WHAT IS NEEDED: Beneath this task is a listing; retype all of it exactly.

======== INFORMATION SUPPLIED

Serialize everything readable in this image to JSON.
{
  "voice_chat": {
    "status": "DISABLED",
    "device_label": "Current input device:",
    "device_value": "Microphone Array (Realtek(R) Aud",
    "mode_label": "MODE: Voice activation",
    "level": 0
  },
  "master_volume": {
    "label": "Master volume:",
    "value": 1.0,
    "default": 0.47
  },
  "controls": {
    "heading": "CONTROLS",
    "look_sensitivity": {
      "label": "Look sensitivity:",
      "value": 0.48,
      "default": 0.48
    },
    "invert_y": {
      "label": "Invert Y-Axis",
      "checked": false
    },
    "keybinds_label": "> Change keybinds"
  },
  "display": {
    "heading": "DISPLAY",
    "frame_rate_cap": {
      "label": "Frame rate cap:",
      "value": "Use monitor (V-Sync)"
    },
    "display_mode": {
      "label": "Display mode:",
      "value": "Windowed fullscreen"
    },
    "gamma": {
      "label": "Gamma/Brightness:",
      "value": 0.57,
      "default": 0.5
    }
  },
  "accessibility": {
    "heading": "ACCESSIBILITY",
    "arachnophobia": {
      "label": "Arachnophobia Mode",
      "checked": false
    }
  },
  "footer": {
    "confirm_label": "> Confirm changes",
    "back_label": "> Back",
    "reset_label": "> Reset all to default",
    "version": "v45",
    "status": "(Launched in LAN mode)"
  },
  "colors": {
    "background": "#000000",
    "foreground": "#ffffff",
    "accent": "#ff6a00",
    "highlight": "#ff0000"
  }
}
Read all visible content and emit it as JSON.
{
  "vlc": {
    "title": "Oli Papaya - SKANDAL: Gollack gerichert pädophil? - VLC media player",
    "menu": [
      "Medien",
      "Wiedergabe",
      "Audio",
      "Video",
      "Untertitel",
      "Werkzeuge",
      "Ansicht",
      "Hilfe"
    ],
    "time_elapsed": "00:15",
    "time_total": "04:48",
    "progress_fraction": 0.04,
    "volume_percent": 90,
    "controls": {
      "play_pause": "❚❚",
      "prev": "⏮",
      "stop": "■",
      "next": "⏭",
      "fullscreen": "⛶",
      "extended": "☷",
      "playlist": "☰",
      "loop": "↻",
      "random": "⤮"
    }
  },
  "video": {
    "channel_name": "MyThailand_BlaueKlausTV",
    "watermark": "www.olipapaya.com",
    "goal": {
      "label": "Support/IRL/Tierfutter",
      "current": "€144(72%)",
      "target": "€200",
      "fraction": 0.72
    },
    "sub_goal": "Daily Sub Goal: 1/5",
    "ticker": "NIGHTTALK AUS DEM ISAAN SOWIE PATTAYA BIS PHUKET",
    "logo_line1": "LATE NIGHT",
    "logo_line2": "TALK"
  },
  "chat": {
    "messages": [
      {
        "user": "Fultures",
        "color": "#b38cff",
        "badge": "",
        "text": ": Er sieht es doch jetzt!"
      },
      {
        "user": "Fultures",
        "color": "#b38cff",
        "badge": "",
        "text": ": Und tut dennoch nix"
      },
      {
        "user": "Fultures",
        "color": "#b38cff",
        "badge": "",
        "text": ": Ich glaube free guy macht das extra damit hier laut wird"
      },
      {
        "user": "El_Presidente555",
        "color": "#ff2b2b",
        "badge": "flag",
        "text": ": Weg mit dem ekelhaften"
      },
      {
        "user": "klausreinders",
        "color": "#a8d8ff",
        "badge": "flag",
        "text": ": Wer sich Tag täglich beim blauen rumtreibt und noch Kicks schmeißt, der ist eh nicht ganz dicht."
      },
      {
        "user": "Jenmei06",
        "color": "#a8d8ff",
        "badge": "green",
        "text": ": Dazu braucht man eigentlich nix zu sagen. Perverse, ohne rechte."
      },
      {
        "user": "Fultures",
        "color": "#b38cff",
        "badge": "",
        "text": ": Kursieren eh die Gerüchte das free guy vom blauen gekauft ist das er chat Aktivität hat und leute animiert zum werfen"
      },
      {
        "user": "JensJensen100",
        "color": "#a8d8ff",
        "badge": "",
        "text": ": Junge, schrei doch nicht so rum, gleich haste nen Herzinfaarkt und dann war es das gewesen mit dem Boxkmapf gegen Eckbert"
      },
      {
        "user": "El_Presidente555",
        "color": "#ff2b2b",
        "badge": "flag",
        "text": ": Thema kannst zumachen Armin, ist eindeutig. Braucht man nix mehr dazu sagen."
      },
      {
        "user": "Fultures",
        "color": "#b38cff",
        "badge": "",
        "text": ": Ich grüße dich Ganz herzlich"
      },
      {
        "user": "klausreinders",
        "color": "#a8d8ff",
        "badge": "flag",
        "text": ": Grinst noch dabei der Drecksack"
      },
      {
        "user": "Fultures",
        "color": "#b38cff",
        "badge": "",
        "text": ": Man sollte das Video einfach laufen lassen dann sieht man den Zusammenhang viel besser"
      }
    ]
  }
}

================

ANSWER:
Serialize everything readable in this image to JSON.
{
  "voice_chat": {
    "status": "DISABLED",
    "device_label": "Current input device:",
    "device_value": "Microphone Array (Realtek(R) Aud",
    "mode_label": "MODE: Voice activation",
    "level": 0
  },
  "master_volume": {
    "label": "Master volume:",
    "value": 1.0,
    "default": 0.47
  },
  "controls": {
    "heading": "CONTROLS",
    "look_sensitivity": {
      "label": "Look sensitivity:",
      "value": 0.48,
      "default": 0.48
    },
    "invert_y": {
      "label": "Invert Y-Axis",
      "checked": false
    },
    "keybinds_label": "> Change keybinds"
  },
  "display": {
    "heading": "DISPLAY",
    "frame_rate_cap": {
      "label": "Frame rate cap:",
      "value": "Use monitor (V-Sync)"
    },
    "display_mode": {
      "label": "Display mode:",
      "value": "Windowed fullscreen"
    },
    "gamma": {
      "label": "Gamma/Brightness:",
      "value": 0.57,
      "default": 0.5
    }
  },
  "accessibility": {
    "heading": "ACCESSIBILITY",
    "arachnophobia": {
      "label": "Arachnophobia Mode",
      "checked": false
    }
  },
  "footer": {
    "confirm_label": "> Confirm changes",
    "back_label": "> Back",
    "reset_label": "> Reset all to default",
    "version": "v45",
    "status": "(Launched in LAN mode)"
  },
  "colors": {
    "background": "#000000",
    "foreground": "#ffffff",
    "accent": "#ff6a00",
    "highlight": "#ff0000"
  }
}
Read all visible content and emit it as JSON.
{
  "vlc": {
    "title": "Oli Papaya - SKANDAL: Gollack gerichert pädophil? - VLC media player",
    "menu": [
      "Medien",
      "Wiedergabe",
      "Audio",
      "Video",
      "Untertitel",
      "Werkzeuge",
      "Ansicht",
      "Hilfe"
    ],
    "time_elapsed": "00:15",
    "time_total": "04:48",
    "progress_fraction": 0.04,
    "volume_percent": 90,
    "controls": {
      "play_pause": "❚❚",
      "prev": "⏮",
      "stop": "■",
      "next": "⏭",
      "fullscreen": "⛶",
      "extended": "☷",
      "playlist": "☰",
      "loop": "↻",
      "random": "⤮"
    }
  },
  "video": {
    "channel_name": "MyThailand_BlaueKlausTV",
    "watermark": "www.olipapaya.com",
    "goal": {
      "label": "Support/IRL/Tierfutter",
      "current": "€144(72%)",
      "target": "€200",
      "fraction": 0.72
    },
    "sub_goal": "Daily Sub Goal: 1/5",
    "ticker": "NIGHTTALK AUS DEM ISAAN SOWIE PATTAYA BIS PHUKET",
    "logo_line1": "LATE NIGHT",
    "logo_line2": "TALK"
  },
  "chat": {
    "messages": [
      {
        "user": "Fultures",
        "color": "#b38cff",
        "badge": "",
        "text": ": Er sieht es doch jetzt!"
      },
      {
        "user": "Fultures",
        "color": "#b38cff",
        "badge": "",
        "text": ": Und tut dennoch nix"
      },
      {
        "user": "Fultures",
        "color": "#b38cff",
        "badge": "",
        "text": ": Ich glaube free guy macht das extra damit hier laut wird"
      },
      {
        "user": "El_Presidente555",
        "color": "#ff2b2b",
        "badge": "flag",
        "text": ": Weg mit dem ekelhaften"
      },
      {
        "user": "klausreinders",
        "color": "#a8d8ff",
        "badge": "flag",
        "text": ": Wer sich Tag täglich beim blauen rumtreibt und noch Kicks schmeißt, der ist eh nicht ganz dicht."
      },
      {
        "user": "Jenmei06",
        "color": "#a8d8ff",
        "badge": "green",
        "text": ": Dazu braucht man eigentlich nix zu sagen. Perverse, ohne rechte."
      },
      {
        "user": "Fultures",
        "color": "#b38cff",
        "badge": "",
        "text": ": Kursieren eh die Gerüchte das free guy vom blauen gekauft ist das er chat Aktivität hat und leute animiert zum werfen"
      },
      {
        "user": "JensJensen100",
        "color": "#a8d8ff",
        "badge": "",
        "text": ": Junge, schrei doch nicht so rum, gleich haste nen Herzinfaarkt und dann war es das gewesen mit dem Boxkmapf gegen Eckbert"
      },
      {
        "user": "El_Presidente555",
        "color": "#ff2b2b",
        "badge": "flag",
        "text": ": Thema kannst zumachen Armin, ist eindeutig. Braucht man nix mehr dazu sagen."
      },
      {
        "user": "Fultures",
        "color": "#b38cff",
        "badge": "",
        "text": ": Ich grüße dich Ganz herzlich"
      },
      {
        "user": "klausreinders",
        "color": "#a8d8ff",
        "badge": "flag",
        "text": ": Grinst noch dabei der Drecksack"
      },
      {
        "user": "Fultures",
        "color": "#b38cff",
        "badge": "",
        "text": ": Man sollte das Video einfach laufen lassen dann sieht man den Zusammenhang viel besser"
      }
    ]
  }
}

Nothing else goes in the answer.